Stored items from a collection
** begin **

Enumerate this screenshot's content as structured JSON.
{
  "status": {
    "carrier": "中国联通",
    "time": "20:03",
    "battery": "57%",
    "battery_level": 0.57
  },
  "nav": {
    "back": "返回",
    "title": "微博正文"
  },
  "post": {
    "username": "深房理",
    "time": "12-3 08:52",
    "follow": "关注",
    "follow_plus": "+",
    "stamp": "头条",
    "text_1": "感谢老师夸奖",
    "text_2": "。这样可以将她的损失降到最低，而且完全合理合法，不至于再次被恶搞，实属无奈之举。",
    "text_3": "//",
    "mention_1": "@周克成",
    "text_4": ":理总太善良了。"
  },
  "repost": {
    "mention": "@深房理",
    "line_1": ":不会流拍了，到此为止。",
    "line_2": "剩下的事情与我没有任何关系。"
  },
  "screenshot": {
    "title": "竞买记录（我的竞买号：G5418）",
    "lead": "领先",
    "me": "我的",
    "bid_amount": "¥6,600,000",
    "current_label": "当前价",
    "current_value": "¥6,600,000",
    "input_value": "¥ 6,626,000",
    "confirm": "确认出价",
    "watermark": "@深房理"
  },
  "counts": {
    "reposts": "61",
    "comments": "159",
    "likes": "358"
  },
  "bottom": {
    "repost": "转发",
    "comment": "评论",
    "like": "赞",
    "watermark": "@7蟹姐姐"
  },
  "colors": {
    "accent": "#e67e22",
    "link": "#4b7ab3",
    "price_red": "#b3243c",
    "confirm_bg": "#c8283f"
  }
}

** end **
** begin **

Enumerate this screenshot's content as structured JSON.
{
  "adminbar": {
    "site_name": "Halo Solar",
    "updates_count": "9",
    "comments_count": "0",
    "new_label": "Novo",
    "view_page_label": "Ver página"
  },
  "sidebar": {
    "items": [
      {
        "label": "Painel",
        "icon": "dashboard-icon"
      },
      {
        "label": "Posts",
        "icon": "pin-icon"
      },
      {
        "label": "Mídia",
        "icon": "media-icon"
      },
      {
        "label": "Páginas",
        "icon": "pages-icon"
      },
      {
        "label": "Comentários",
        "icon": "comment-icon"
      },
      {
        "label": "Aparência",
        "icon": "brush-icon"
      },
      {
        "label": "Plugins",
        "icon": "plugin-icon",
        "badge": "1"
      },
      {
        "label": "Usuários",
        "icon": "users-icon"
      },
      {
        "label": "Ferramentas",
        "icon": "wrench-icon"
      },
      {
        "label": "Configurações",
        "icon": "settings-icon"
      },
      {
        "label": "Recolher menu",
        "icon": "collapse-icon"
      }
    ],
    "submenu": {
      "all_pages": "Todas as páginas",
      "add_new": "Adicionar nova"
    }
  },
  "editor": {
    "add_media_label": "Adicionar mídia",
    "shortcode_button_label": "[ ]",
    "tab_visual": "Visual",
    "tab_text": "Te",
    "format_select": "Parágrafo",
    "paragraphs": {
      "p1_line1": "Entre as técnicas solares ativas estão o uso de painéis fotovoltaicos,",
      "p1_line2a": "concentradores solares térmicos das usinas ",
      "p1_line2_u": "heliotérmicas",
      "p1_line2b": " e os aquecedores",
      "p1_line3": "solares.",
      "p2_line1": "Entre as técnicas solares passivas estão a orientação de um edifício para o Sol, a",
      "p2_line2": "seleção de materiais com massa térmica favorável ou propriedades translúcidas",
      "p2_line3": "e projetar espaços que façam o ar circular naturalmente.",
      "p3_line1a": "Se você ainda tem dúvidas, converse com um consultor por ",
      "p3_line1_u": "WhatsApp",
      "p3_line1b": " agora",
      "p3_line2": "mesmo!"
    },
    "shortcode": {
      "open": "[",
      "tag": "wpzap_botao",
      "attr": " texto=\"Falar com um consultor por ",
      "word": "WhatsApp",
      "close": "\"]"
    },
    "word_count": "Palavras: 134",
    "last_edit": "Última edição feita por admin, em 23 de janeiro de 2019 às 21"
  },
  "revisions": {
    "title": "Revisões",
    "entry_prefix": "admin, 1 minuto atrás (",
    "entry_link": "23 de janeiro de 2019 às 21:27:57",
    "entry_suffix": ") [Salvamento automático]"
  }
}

** end **

*Required work:* Reply with one number only: how many lines of the listing hold "consultor"?

*Answer to the exercise:* 2